● **Written request**
Leave out the pictures and repeat the data exactly.

===== Given data

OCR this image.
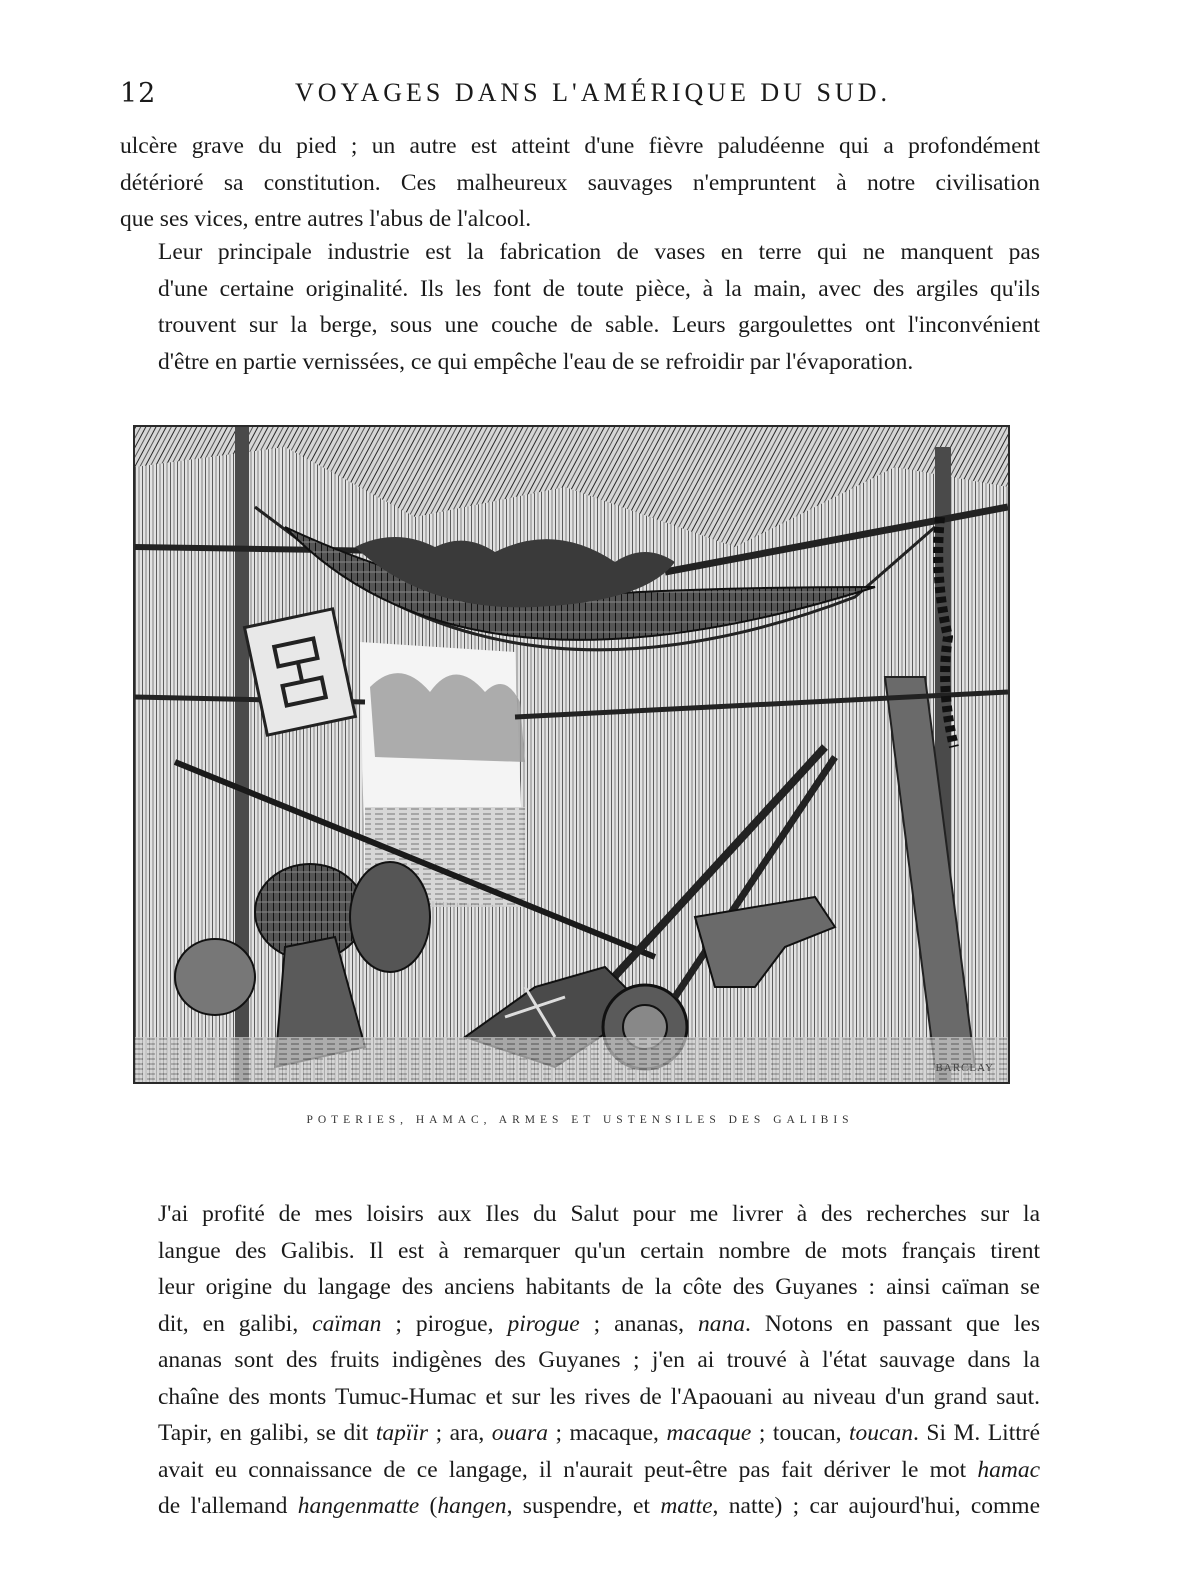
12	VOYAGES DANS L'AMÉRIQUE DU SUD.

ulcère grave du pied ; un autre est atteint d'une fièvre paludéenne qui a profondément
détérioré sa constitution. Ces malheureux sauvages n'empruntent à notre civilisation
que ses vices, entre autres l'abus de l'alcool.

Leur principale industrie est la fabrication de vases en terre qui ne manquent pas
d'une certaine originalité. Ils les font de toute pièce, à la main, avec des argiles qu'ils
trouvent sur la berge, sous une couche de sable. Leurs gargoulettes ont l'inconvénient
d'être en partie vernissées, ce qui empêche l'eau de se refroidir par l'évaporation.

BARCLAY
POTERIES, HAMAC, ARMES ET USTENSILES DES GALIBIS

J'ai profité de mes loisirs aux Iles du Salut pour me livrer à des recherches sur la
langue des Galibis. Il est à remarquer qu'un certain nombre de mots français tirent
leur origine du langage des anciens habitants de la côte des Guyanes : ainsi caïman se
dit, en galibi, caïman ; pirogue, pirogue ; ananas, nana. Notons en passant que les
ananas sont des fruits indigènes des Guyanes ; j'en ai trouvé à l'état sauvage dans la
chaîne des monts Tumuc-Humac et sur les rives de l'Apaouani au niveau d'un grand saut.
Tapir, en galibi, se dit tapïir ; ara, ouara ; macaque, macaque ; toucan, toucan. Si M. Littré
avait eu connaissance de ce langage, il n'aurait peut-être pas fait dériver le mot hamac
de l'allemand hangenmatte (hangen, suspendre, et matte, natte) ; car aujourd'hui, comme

==========

● **Exercise result**
OCR this image.
12	VOYAGES DANS L'AMÉRIQUE DU SUD.

ulcère grave du pied ; un autre est atteint d'une fièvre paludéenne qui a profondément
détérioré sa constitution. Ces malheureux sauvages n'empruntent à notre civilisation
que ses vices, entre autres l'abus de l'alcool.

Leur principale industrie est la fabrication de vases en terre qui ne manquent pas
d'une certaine originalité. Ils les font de toute pièce, à la main, avec des argiles qu'ils
trouvent sur la berge, sous une couche de sable. Leurs gargoulettes ont l'inconvénient
d'être en partie vernissées, ce qui empêche l'eau de se refroidir par l'évaporation.

BARCLAY
POTERIES, HAMAC, ARMES ET USTENSILES DES GALIBIS

J'ai profité de mes loisirs aux Iles du Salut pour me livrer à des recherches sur la
langue des Galibis. Il est à remarquer qu'un certain nombre de mots français tirent
leur origine du langage des anciens habitants de la côte des Guyanes : ainsi caïman se
dit, en galibi, caïman ; pirogue, pirogue ; ananas, nana. Notons en passant que les
ananas sont des fruits indigènes des Guyanes ; j'en ai trouvé à l'état sauvage dans la
chaîne des monts Tumuc-Humac et sur les rives de l'Apaouani au niveau d'un grand saut.
Tapir, en galibi, se dit tapïir ; ara, ouara ; macaque, macaque ; toucan, toucan. Si M. Littré
avait eu connaissance de ce langage, il n'aurait peut-être pas fait dériver le mot hamac
de l'allemand hangenmatte (hangen, suspendre, et matte, natte) ; car aujourd'hui, comme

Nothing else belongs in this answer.